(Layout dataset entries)

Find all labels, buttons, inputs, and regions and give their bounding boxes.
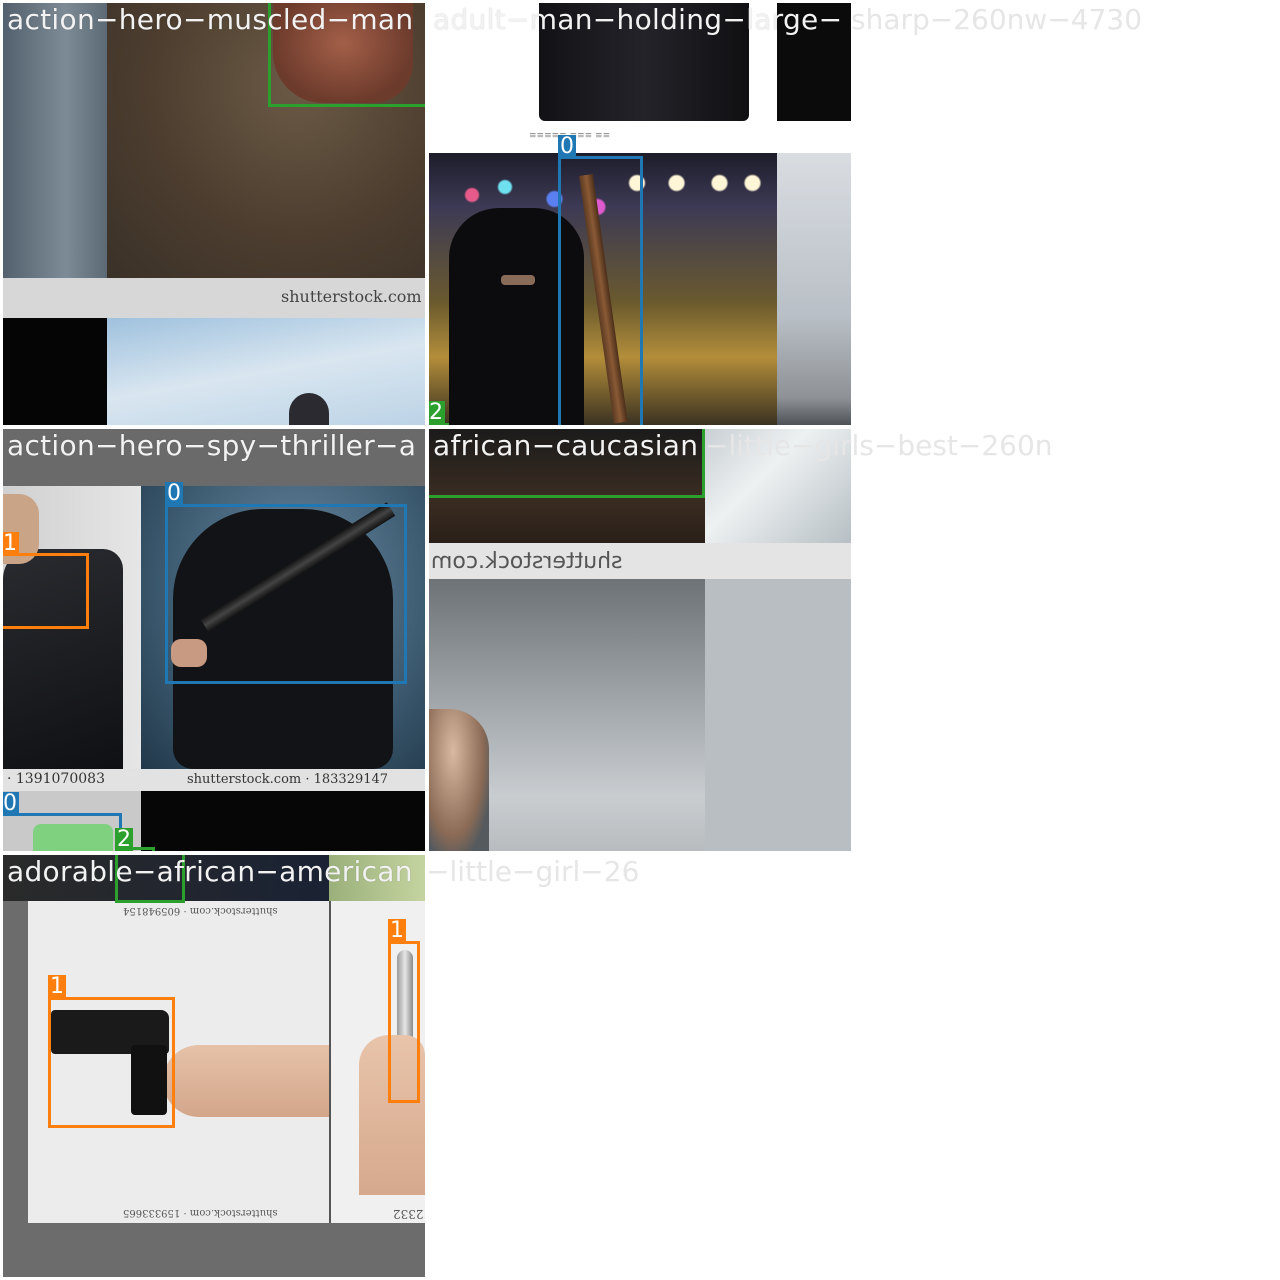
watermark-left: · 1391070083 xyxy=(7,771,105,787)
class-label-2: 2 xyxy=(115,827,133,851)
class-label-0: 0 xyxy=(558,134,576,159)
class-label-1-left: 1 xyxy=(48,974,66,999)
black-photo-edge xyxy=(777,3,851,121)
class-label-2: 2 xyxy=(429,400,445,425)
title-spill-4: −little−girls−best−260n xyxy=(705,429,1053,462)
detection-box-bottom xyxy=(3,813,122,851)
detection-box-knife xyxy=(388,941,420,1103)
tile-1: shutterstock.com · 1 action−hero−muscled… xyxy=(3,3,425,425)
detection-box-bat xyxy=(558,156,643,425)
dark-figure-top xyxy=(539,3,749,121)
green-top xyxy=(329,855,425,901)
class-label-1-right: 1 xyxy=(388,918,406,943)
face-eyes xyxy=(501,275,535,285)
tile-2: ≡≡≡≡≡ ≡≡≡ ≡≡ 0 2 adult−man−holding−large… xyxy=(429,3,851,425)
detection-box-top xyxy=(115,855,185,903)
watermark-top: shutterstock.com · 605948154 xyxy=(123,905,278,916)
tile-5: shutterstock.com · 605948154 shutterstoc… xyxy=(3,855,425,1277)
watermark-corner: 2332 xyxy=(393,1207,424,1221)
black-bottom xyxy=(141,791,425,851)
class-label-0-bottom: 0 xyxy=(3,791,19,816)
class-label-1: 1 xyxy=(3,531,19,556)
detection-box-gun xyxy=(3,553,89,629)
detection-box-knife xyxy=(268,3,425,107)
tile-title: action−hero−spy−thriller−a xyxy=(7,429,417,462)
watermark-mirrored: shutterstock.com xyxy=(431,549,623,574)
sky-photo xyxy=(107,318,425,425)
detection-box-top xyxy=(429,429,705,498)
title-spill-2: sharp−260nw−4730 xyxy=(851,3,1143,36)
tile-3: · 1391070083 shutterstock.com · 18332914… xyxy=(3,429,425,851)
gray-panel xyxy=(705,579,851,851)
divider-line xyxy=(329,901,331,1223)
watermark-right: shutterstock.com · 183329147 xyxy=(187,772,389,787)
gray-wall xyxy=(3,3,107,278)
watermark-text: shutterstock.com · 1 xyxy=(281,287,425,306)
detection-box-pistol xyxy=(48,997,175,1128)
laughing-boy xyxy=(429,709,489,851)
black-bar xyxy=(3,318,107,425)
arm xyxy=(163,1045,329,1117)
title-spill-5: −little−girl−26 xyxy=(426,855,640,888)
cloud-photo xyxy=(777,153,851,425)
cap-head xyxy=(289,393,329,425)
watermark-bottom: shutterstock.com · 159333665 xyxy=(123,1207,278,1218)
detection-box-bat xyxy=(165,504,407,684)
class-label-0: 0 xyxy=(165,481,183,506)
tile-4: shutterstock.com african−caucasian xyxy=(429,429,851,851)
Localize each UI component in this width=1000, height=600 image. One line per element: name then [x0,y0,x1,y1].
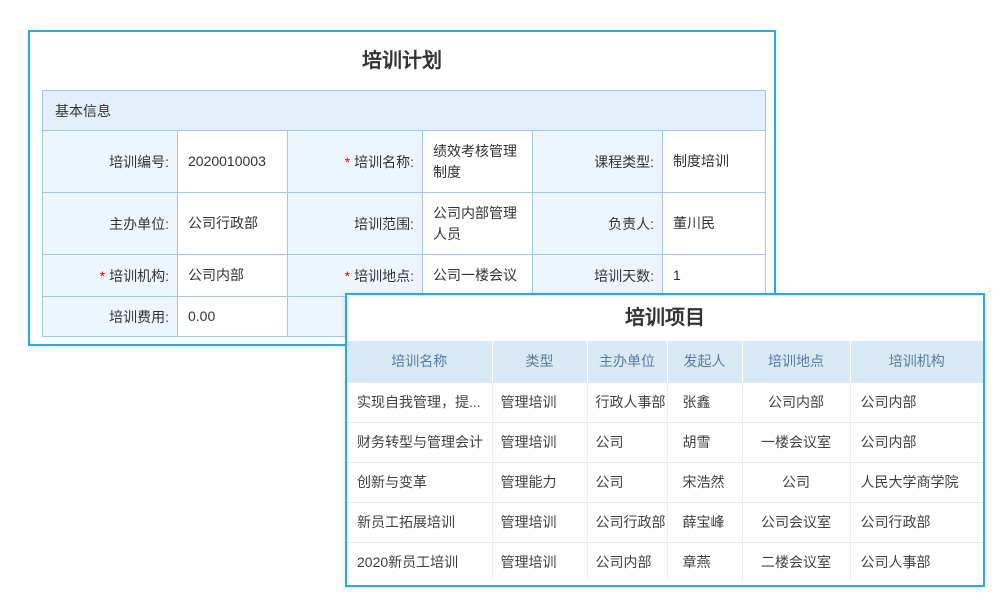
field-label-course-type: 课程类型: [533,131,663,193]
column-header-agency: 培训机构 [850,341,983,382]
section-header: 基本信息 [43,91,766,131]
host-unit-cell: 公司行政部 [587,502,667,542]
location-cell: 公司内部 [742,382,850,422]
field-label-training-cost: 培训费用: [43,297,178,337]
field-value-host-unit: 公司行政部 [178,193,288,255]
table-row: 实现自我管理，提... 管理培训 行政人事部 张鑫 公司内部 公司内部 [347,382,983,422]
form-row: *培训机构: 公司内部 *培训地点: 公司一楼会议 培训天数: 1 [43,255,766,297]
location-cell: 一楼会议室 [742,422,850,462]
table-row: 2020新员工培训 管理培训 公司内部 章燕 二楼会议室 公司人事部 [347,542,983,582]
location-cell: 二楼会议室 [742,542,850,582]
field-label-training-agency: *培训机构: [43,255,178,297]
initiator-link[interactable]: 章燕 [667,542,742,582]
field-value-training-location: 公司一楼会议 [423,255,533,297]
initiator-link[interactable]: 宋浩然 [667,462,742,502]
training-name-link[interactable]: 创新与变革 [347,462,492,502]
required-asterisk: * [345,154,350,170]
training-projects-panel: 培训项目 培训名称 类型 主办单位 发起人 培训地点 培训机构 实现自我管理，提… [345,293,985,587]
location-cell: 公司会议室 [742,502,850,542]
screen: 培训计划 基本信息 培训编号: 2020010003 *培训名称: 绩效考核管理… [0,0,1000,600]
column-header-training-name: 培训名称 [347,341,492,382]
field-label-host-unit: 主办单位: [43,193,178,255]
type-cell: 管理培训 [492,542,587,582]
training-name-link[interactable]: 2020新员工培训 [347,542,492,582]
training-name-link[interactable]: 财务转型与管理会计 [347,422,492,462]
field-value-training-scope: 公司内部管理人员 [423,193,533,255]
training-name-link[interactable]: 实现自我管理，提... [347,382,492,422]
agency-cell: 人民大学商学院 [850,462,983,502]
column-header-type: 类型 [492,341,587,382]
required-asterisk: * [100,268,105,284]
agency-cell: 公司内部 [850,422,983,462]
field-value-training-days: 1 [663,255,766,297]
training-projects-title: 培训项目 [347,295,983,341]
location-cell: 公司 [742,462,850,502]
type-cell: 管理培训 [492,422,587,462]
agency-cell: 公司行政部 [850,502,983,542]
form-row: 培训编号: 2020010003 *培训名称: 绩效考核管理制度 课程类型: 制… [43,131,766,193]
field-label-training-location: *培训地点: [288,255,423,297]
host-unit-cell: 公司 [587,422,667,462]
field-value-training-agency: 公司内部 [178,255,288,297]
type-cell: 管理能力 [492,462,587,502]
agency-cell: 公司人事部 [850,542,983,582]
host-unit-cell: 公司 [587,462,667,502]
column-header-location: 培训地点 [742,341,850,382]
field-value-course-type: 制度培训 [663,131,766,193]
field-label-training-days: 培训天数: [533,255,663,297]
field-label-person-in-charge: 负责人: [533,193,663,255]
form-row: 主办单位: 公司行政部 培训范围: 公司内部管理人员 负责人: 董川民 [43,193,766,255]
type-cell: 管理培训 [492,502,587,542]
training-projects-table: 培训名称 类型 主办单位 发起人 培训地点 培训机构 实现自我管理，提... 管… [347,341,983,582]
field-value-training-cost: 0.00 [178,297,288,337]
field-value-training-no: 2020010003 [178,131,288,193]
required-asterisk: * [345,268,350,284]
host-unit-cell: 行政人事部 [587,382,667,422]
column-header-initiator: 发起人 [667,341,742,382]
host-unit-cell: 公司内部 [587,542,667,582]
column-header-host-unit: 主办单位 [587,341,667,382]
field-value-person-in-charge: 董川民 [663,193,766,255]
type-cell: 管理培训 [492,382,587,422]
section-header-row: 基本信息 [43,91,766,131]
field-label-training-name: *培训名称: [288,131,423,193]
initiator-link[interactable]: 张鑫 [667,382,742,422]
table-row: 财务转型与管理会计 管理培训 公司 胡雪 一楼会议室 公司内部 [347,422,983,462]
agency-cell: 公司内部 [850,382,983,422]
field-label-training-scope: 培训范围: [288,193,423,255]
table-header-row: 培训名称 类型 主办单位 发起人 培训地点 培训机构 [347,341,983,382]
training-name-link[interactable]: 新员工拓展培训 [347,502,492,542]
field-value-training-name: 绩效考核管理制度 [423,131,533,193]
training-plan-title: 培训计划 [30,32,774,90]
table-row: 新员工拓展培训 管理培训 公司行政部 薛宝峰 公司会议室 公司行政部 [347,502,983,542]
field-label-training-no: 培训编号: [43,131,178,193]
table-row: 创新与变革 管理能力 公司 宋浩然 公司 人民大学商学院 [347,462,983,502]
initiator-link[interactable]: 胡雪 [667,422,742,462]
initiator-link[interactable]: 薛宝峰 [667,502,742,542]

▶ **Your goal**
Show each line above that contains the string "公司会议室".

▶ **Task output**
location-cell: 公司会议室 [742,502,850,542]
table-row: 新员工拓展培训 管理培训 公司行政部 薛宝峰 公司会议室 公司行政部 [347,502,983,542]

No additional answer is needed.